+++ Record list
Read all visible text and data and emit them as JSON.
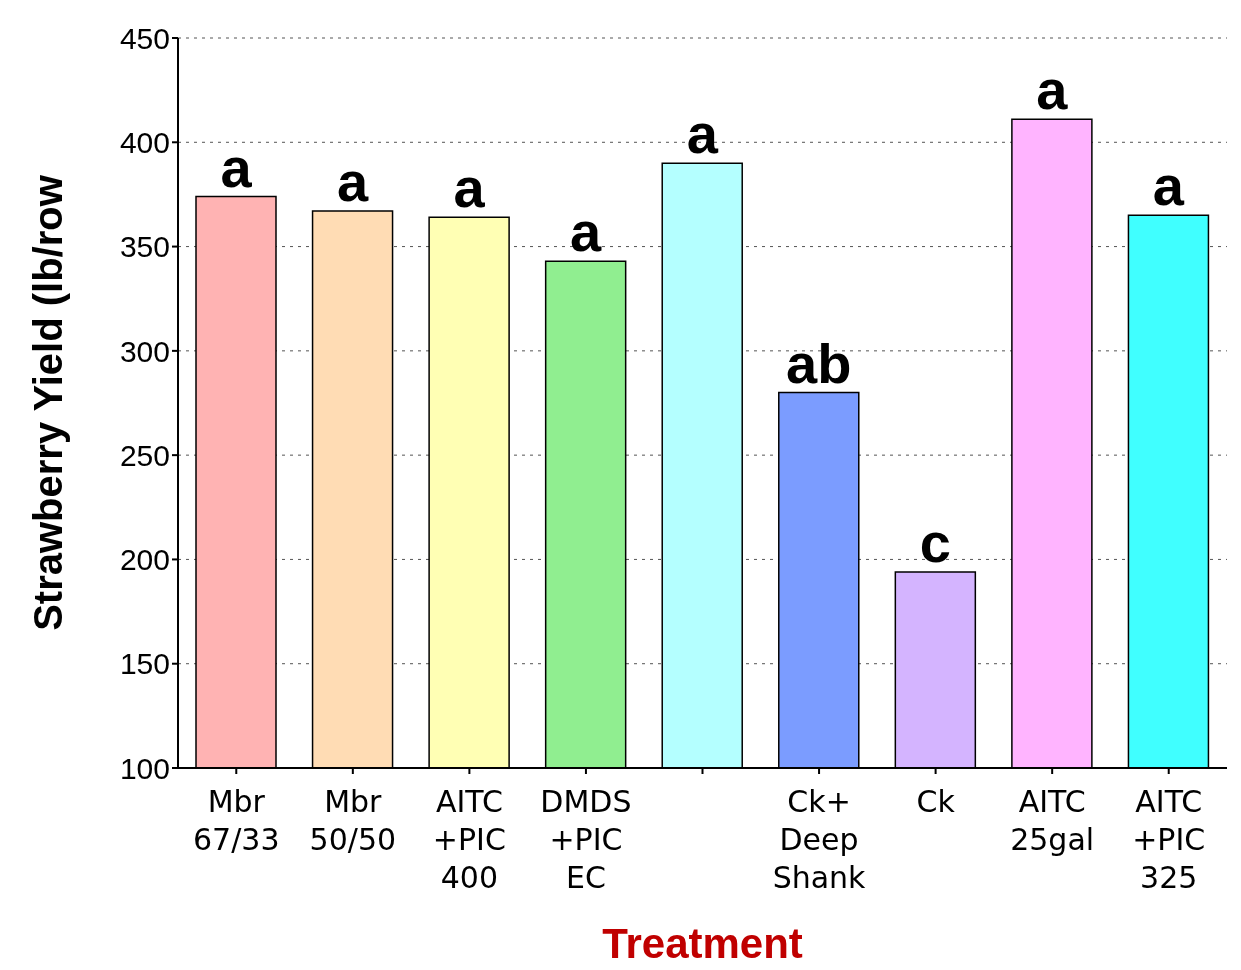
{
  "chart_data": {
    "type": "bar",
    "xlabel": "Treatment",
    "ylabel": "Strawberry Yield (lb/row",
    "categories": [
      "Mbr\n67/33",
      "Mbr\n50/50",
      "AITC\n+PIC\n400",
      "DMDS\n+PIC\nEC",
      null,
      "Ck+\nDeep\nShank",
      "Ck",
      "AITC\n25gal",
      "AITC\n+PIC\n325"
    ],
    "values": [
      374,
      367,
      364,
      343,
      390,
      280,
      194,
      411,
      365
    ],
    "colors": [
      "#ffb3b3",
      "#ffdcb4",
      "#ffffb4",
      "#90ee90",
      "#b4ffff",
      "#7b9cff",
      "#d4b4ff",
      "#ffb4ff",
      "#40ffff"
    ],
    "value_labels": [
      "a",
      "a",
      "a",
      "a",
      "a",
      "ab",
      "c",
      "a",
      "a"
    ],
    "ylim": [
      100,
      450
    ],
    "yticks": [
      100,
      150,
      200,
      250,
      300,
      350,
      400,
      450
    ],
    "grid": "y"
  }
}
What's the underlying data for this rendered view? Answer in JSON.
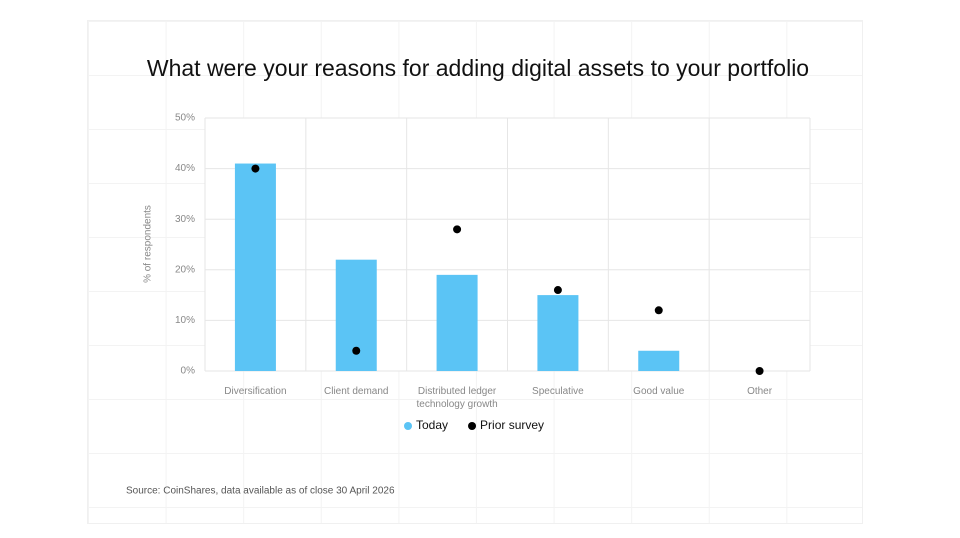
{
  "chart_data": {
    "type": "bar",
    "title": "What were your reasons for adding digital assets to your portfolio",
    "y_label": "% of respondents",
    "categories": [
      "Diversification",
      "Client demand",
      "Distributed ledger technology growth",
      "Speculative",
      "Good value",
      "Other"
    ],
    "series": [
      {
        "name": "Today",
        "type": "bar",
        "color": "#5bc4f5",
        "values": [
          41,
          22,
          19,
          15,
          4,
          0
        ]
      },
      {
        "name": "Prior survey",
        "type": "scatter",
        "color": "#000000",
        "values": [
          40,
          4,
          28,
          16,
          12,
          0
        ]
      }
    ],
    "ylim": [
      0,
      50
    ],
    "yticks": [
      {
        "value": 0,
        "label": "0%"
      },
      {
        "value": 10,
        "label": "10%"
      },
      {
        "value": 20,
        "label": "20%"
      },
      {
        "value": 30,
        "label": "30%"
      },
      {
        "value": 40,
        "label": "40%"
      },
      {
        "value": 50,
        "label": "50%"
      }
    ],
    "grid": true,
    "legend": "bottom",
    "source": "Source: CoinShares, data available as of close 30 April 2026"
  }
}
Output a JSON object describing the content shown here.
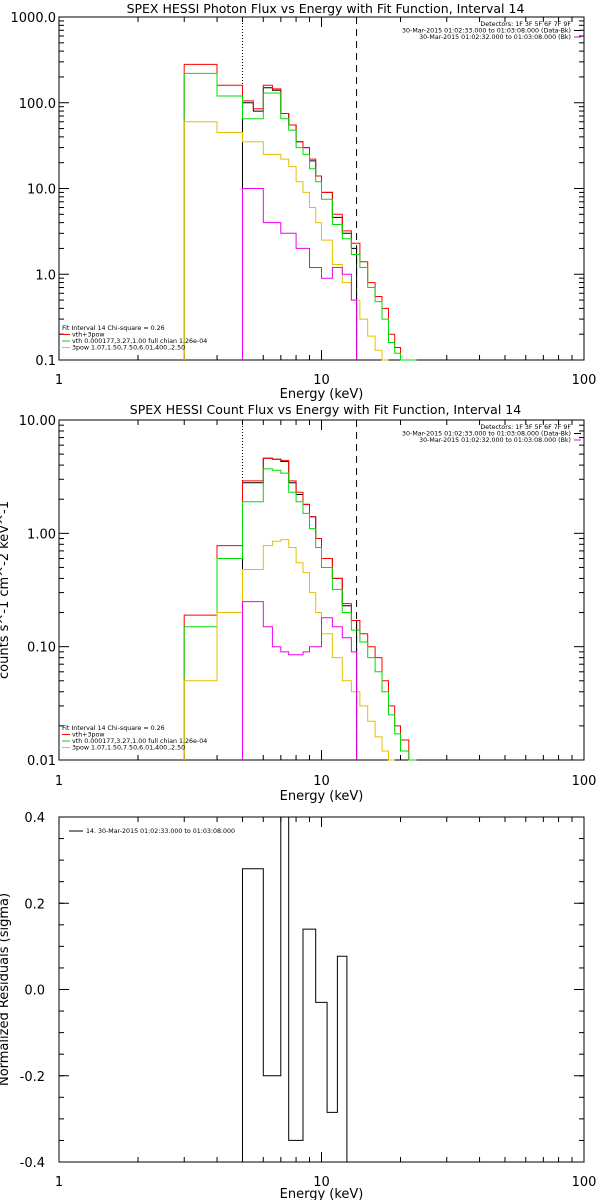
++++++
Goal of the exercise:
Reproduce the data word for word, excluding its pictures.

Solution to the exercise:
Read all visible text and data and emit them as JSON.
{
  "chart_data": {
    "type": "bar",
    "xlabel": "Treatment",
    "ylabel": "Strawberry Yield (lb/row",
    "categories": [
      "Mbr\n67/33",
      "Mbr\n50/50",
      "AITC\n+PIC\n400",
      "DMDS\n+PIC\nEC",
      null,
      "Ck+\nDeep\nShank",
      "Ck",
      "AITC\n25gal",
      "AITC\n+PIC\n325"
    ],
    "values": [
      374,
      367,
      364,
      343,
      390,
      280,
      194,
      411,
      365
    ],
    "colors": [
      "#ffb3b3",
      "#ffdcb4",
      "#ffffb4",
      "#90ee90",
      "#b4ffff",
      "#7b9cff",
      "#d4b4ff",
      "#ffb4ff",
      "#40ffff"
    ],
    "value_labels": [
      "a",
      "a",
      "a",
      "a",
      "a",
      "ab",
      "c",
      "a",
      "a"
    ],
    "ylim": [
      100,
      450
    ],
    "yticks": [
      100,
      150,
      200,
      250,
      300,
      350,
      400,
      450
    ],
    "grid": "y"
  }
}
What's the underlying data for this rendered view? Answer in JSON.
{
  "chart_data": {
    "type": "bar",
    "title": "What were your reasons for adding digital assets to your portfolio",
    "y_label": "% of respondents",
    "categories": [
      "Diversification",
      "Client demand",
      "Distributed ledger technology growth",
      "Speculative",
      "Good value",
      "Other"
    ],
    "series": [
      {
        "name": "Today",
        "type": "bar",
        "color": "#5bc4f5",
        "values": [
          41,
          22,
          19,
          15,
          4,
          0
        ]
      },
      {
        "name": "Prior survey",
        "type": "scatter",
        "color": "#000000",
        "values": [
          40,
          4,
          28,
          16,
          12,
          0
        ]
      }
    ],
    "ylim": [
      0,
      50
    ],
    "yticks": [
      {
        "value": 0,
        "label": "0%"
      },
      {
        "value": 10,
        "label": "10%"
      },
      {
        "value": 20,
        "label": "20%"
      },
      {
        "value": 30,
        "label": "30%"
      },
      {
        "value": 40,
        "label": "40%"
      },
      {
        "value": 50,
        "label": "50%"
      }
    ],
    "grid": true,
    "legend": "bottom",
    "source": "Source: CoinShares, data available as of close 30 April 2026"
  }
}
Output a JSON object describing the content shown here.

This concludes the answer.